## PROBLEM DESCRIPTION
Please give the listing again, word for word, with nothing left out.
----------
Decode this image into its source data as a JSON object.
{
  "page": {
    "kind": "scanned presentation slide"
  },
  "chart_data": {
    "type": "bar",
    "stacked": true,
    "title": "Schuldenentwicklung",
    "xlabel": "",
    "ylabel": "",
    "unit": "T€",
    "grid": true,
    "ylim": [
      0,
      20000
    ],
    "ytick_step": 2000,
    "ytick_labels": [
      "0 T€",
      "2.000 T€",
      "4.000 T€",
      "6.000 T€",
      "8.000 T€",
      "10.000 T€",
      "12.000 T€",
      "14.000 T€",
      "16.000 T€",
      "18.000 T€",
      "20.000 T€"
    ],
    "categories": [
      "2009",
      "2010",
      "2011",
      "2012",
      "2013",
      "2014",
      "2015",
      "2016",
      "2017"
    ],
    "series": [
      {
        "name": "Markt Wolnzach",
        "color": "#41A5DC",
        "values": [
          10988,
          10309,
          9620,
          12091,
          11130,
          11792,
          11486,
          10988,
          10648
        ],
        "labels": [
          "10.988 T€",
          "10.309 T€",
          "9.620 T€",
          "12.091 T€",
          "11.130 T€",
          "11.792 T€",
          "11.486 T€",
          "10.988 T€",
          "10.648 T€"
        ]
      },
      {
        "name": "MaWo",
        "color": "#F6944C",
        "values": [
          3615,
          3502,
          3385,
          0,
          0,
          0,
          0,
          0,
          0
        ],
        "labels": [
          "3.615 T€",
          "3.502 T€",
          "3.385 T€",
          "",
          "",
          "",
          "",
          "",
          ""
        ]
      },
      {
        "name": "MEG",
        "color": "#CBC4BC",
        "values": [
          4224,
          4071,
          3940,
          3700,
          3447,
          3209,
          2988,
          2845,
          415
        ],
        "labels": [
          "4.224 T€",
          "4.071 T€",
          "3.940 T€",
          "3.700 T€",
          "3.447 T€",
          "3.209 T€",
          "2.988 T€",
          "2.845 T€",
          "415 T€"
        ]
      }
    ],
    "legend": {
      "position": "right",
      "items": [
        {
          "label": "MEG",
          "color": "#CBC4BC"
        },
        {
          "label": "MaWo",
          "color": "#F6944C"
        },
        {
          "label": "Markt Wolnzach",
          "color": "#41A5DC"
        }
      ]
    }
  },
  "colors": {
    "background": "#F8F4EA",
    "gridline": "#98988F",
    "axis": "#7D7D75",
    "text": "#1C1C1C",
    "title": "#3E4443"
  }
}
----------
## COMPLETE ANSWER
Decode this image into its source data as a JSON object.
{
  "page": {
    "kind": "scanned presentation slide"
  },
  "chart_data": {
    "type": "bar",
    "stacked": true,
    "title": "Schuldenentwicklung",
    "xlabel": "",
    "ylabel": "",
    "unit": "T€",
    "grid": true,
    "ylim": [
      0,
      20000
    ],
    "ytick_step": 2000,
    "ytick_labels": [
      "0 T€",
      "2.000 T€",
      "4.000 T€",
      "6.000 T€",
      "8.000 T€",
      "10.000 T€",
      "12.000 T€",
      "14.000 T€",
      "16.000 T€",
      "18.000 T€",
      "20.000 T€"
    ],
    "categories": [
      "2009",
      "2010",
      "2011",
      "2012",
      "2013",
      "2014",
      "2015",
      "2016",
      "2017"
    ],
    "series": [
      {
        "name": "Markt Wolnzach",
        "color": "#41A5DC",
        "values": [
          10988,
          10309,
          9620,
          12091,
          11130,
          11792,
          11486,
          10988,
          10648
        ],
        "labels": [
          "10.988 T€",
          "10.309 T€",
          "9.620 T€",
          "12.091 T€",
          "11.130 T€",
          "11.792 T€",
          "11.486 T€",
          "10.988 T€",
          "10.648 T€"
        ]
      },
      {
        "name": "MaWo",
        "color": "#F6944C",
        "values": [
          3615,
          3502,
          3385,
          0,
          0,
          0,
          0,
          0,
          0
        ],
        "labels": [
          "3.615 T€",
          "3.502 T€",
          "3.385 T€",
          "",
          "",
          "",
          "",
          "",
          ""
        ]
      },
      {
        "name": "MEG",
        "color": "#CBC4BC",
        "values": [
          4224,
          4071,
          3940,
          3700,
          3447,
          3209,
          2988,
          2845,
          415
        ],
        "labels": [
          "4.224 T€",
          "4.071 T€",
          "3.940 T€",
          "3.700 T€",
          "3.447 T€",
          "3.209 T€",
          "2.988 T€",
          "2.845 T€",
          "415 T€"
        ]
      }
    ],
    "legend": {
      "position": "right",
      "items": [
        {
          "label": "MEG",
          "color": "#CBC4BC"
        },
        {
          "label": "MaWo",
          "color": "#F6944C"
        },
        {
          "label": "Markt Wolnzach",
          "color": "#41A5DC"
        }
      ]
    }
  },
  "colors": {
    "background": "#F8F4EA",
    "gridline": "#98988F",
    "axis": "#7D7D75",
    "text": "#1C1C1C",
    "title": "#3E4443"
  }
}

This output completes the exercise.